● **The request**: Present the data as a numbered list, from its first line through the line containing "pixel — [486, 194, 492, 200]", and leave out any blank lines.

● **Extracted entries**:
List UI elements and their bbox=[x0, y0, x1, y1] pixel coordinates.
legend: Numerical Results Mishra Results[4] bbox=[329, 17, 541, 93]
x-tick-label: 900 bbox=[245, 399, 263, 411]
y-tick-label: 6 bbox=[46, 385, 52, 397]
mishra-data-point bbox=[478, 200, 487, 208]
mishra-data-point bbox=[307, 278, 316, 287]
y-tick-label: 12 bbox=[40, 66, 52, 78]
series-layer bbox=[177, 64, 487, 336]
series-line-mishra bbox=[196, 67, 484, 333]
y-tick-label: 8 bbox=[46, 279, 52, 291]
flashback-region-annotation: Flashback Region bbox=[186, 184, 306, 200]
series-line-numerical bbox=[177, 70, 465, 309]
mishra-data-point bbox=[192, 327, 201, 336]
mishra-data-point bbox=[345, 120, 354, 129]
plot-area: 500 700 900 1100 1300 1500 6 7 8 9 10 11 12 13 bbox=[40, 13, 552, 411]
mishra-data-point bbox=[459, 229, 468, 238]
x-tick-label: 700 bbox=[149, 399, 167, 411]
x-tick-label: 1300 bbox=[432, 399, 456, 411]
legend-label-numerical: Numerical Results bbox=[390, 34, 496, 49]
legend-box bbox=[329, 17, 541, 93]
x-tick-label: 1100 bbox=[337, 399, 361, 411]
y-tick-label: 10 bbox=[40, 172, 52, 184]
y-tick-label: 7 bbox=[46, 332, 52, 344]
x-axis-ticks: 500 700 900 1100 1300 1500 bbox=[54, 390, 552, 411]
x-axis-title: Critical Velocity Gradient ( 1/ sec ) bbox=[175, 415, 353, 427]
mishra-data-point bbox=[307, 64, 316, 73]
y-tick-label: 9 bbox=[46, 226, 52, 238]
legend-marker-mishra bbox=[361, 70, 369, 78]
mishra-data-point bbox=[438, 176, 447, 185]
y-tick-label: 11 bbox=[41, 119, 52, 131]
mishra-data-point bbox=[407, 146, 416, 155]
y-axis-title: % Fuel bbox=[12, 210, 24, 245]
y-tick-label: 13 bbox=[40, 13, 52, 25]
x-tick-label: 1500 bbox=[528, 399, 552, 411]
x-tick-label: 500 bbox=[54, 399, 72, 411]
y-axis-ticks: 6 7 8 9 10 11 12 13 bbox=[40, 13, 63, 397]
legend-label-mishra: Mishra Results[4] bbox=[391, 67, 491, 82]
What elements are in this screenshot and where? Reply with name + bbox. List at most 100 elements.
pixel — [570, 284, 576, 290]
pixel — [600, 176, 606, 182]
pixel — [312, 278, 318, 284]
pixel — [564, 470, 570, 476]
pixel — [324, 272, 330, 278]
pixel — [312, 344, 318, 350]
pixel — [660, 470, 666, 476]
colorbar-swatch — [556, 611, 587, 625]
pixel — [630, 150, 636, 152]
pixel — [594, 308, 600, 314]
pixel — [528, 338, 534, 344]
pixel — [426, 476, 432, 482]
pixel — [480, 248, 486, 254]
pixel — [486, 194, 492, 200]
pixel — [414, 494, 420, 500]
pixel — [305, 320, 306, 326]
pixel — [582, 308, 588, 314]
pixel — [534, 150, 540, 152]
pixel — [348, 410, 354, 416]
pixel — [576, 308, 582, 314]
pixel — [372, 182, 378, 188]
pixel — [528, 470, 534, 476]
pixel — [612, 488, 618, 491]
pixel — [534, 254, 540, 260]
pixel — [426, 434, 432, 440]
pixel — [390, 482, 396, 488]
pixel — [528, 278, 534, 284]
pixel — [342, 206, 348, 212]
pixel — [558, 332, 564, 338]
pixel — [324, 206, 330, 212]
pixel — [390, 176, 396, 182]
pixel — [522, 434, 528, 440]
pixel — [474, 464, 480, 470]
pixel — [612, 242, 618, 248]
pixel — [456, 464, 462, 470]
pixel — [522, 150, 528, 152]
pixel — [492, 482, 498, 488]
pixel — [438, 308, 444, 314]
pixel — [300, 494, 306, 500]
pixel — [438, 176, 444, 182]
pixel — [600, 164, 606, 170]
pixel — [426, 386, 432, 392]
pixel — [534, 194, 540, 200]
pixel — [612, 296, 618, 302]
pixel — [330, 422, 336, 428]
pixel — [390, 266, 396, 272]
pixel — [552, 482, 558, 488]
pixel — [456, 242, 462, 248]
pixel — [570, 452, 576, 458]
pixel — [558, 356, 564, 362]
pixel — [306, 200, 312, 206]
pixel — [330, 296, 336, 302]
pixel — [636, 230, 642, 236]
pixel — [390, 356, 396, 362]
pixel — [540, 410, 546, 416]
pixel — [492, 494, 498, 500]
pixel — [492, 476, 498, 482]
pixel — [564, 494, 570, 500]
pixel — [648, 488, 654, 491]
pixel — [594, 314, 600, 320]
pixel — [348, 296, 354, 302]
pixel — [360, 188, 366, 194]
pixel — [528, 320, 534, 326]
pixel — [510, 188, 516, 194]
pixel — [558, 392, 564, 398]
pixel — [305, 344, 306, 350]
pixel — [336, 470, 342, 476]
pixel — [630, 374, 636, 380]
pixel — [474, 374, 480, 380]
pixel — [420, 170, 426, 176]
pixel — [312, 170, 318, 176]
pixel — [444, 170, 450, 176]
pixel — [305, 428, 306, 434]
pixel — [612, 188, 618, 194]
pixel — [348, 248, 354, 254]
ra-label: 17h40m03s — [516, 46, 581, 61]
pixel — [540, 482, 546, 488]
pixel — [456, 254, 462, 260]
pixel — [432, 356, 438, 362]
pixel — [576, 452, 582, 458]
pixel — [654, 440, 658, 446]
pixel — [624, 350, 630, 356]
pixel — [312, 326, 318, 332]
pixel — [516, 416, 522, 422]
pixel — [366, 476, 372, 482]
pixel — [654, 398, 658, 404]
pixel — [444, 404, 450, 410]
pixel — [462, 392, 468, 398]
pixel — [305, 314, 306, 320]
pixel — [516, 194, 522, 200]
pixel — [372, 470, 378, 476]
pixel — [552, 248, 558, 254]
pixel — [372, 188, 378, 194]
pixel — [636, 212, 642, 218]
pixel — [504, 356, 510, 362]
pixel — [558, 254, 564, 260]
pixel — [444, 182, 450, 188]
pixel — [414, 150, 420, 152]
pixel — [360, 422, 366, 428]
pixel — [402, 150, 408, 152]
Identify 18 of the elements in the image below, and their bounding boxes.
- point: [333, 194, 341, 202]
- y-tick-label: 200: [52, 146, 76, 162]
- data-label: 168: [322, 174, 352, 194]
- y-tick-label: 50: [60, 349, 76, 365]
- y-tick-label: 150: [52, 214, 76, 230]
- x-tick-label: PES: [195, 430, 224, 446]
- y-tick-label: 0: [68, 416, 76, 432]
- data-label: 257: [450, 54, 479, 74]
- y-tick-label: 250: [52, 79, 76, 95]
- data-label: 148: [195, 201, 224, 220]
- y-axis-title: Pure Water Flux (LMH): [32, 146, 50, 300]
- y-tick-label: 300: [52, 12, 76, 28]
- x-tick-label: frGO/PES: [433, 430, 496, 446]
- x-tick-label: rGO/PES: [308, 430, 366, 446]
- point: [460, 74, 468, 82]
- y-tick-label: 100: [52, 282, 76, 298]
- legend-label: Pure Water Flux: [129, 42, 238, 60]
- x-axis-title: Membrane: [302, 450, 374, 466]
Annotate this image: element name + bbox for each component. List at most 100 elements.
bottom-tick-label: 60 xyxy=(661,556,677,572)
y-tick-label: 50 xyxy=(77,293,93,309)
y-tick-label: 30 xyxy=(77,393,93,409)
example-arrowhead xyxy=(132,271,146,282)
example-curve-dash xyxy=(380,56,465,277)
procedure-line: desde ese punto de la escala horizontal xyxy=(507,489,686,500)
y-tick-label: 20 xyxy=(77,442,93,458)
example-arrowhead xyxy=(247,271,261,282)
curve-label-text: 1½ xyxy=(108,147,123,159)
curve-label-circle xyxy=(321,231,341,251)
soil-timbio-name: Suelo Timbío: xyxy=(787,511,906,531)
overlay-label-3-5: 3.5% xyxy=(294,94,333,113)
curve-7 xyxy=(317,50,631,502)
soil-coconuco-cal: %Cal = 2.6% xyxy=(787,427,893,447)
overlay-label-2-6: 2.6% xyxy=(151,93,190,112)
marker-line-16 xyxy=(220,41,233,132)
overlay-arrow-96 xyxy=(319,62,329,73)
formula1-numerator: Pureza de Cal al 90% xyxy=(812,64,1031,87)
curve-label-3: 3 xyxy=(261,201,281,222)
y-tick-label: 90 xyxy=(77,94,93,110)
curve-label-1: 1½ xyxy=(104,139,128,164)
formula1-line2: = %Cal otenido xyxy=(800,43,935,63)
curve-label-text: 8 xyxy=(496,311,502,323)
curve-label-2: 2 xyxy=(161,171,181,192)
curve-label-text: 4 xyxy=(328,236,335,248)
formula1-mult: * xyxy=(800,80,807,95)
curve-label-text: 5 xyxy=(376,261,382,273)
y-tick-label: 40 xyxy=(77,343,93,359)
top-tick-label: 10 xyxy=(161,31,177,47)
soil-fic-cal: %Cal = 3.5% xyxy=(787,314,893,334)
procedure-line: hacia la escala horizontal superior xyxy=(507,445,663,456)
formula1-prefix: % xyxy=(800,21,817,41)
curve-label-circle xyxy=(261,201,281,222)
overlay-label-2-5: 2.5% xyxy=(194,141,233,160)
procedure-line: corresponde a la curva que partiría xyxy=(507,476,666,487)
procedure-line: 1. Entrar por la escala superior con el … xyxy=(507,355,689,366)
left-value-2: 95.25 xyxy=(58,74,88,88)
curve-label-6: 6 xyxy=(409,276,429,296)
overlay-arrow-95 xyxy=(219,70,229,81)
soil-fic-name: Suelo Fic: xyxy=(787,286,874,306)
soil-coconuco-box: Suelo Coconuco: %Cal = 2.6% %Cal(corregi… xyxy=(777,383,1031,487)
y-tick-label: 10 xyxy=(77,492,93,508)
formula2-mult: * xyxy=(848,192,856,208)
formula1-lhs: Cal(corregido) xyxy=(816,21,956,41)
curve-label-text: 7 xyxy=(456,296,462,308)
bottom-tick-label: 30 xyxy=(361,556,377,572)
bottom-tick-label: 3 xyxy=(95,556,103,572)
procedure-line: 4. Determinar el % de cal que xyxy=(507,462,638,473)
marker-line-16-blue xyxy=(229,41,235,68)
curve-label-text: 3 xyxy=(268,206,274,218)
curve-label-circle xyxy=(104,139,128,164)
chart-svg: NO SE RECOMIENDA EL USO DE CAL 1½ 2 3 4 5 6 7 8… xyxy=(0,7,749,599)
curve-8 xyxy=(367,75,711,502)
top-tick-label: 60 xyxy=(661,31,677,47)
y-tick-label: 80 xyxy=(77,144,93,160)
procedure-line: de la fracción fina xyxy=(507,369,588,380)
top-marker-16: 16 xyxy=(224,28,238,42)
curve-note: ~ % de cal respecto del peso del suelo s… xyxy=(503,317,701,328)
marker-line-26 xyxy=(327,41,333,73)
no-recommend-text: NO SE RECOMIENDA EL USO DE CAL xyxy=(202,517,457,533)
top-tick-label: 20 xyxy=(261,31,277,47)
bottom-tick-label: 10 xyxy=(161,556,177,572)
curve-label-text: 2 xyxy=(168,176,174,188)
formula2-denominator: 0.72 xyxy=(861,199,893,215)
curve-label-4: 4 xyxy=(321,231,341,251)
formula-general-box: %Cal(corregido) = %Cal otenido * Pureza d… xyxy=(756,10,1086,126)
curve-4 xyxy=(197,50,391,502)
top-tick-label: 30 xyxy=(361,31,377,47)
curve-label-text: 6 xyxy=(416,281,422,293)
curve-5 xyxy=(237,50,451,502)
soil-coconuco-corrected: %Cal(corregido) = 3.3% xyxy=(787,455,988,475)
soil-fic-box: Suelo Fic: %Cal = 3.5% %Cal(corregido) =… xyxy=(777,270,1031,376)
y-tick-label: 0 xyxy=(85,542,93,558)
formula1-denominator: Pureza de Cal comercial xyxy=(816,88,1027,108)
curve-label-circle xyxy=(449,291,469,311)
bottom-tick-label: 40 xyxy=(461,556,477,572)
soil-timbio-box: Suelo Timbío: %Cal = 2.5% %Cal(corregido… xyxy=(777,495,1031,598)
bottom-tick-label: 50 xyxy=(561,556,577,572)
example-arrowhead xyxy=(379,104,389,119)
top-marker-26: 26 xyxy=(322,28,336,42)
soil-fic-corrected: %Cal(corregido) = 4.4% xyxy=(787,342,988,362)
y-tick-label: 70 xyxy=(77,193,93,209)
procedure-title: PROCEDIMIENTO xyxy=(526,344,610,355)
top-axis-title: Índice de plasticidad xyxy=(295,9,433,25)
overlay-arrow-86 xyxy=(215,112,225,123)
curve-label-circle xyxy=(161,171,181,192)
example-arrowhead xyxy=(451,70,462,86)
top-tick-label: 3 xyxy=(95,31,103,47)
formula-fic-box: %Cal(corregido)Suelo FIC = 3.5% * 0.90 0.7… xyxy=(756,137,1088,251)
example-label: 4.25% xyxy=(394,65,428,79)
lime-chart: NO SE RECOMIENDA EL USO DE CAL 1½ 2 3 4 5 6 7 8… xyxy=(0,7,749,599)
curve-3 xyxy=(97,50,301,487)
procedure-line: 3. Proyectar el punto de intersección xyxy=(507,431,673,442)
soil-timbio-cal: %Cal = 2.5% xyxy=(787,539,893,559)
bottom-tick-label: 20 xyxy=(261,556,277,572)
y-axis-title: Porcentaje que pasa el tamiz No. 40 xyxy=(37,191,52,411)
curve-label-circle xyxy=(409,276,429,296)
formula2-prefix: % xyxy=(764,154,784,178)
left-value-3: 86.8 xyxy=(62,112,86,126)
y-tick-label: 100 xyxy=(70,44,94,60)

● **Result for this task**:
1. List UI elements and their bbox=[x0, y0, x1, y1] pixel coordinates.
2. legend: Numerical Results Mishra Results[4] bbox=[329, 17, 541, 93]
3. x-tick-label: 900 bbox=[245, 399, 263, 411]
4. y-tick-label: 6 bbox=[46, 385, 52, 397]
5. mishra-data-point bbox=[478, 200, 487, 208]
6. mishra-data-point bbox=[307, 278, 316, 287]
7. y-tick-label: 12 bbox=[40, 66, 52, 78]
8. series-layer bbox=[177, 64, 487, 336]
9. series-line-mishra bbox=[196, 67, 484, 333]
10. y-tick-label: 8 bbox=[46, 279, 52, 291]
11. flashback-region-annotation: Flashback Region bbox=[186, 184, 306, 200]
12. series-line-numerical bbox=[177, 70, 465, 309]
13. mishra-data-point bbox=[192, 327, 201, 336]
14. mishra-data-point bbox=[345, 120, 354, 129]
15. plot-area: 500 700 900 1100 1300 1500 6 7 8 9 10 11 12 13 bbox=[40, 13, 552, 411]
16. mishra-data-point bbox=[459, 229, 468, 238]
17. x-tick-label: 700 bbox=[149, 399, 167, 411]
18. x-tick-label: 1300 bbox=[432, 399, 456, 411]
19. legend-label-numerical: Numerical Results bbox=[390, 34, 496, 49]
20. legend-box bbox=[329, 17, 541, 93]
21. x-tick-label: 1100 bbox=[337, 399, 361, 411]
22. y-tick-label: 10 bbox=[40, 172, 52, 184]
23. y-tick-label: 7 bbox=[46, 332, 52, 344]
24. x-axis-ticks: 500 700 900 1100 1300 1500 bbox=[54, 390, 552, 411]
25. x-axis-title: Critical Velocity Gradient ( 1/ sec ) bbox=[175, 415, 353, 427]
26. mishra-data-point bbox=[307, 64, 316, 73]
27. y-tick-label: 9 bbox=[46, 226, 52, 238]
28. legend-marker-mishra bbox=[361, 70, 369, 78]
29. mishra-data-point bbox=[438, 176, 447, 185]
30. y-tick-label: 11 bbox=[41, 119, 52, 131]
31. mishra-data-point bbox=[407, 146, 416, 155]
32. y-axis-title: % Fuel bbox=[12, 210, 24, 245]
33. y-tick-label: 13 bbox=[40, 13, 52, 25]
34. x-tick-label: 1500 bbox=[528, 399, 552, 411]
35. x-tick-label: 500 bbox=[54, 399, 72, 411]
36. y-axis-ticks: 6 7 8 9 10 11 12 13 bbox=[40, 13, 63, 397]
37. legend-label-mishra: Mishra Results[4] bbox=[391, 67, 491, 82]
38. What elements are in this screenshot and where? Reply with name + bbox. List at most 100 elements.
39. pixel — [570, 284, 576, 290]
40. pixel — [600, 176, 606, 182]
41. pixel — [312, 278, 318, 284]
42. pixel — [564, 470, 570, 476]
43. pixel — [324, 272, 330, 278]
44. pixel — [312, 344, 318, 350]
45. pixel — [660, 470, 666, 476]
46. colorbar-swatch — [556, 611, 587, 625]
47. pixel — [630, 150, 636, 152]
48. pixel — [594, 308, 600, 314]
49. pixel — [528, 338, 534, 344]
50. pixel — [426, 476, 432, 482]
51. pixel — [480, 248, 486, 254]
52. pixel — [486, 194, 492, 200]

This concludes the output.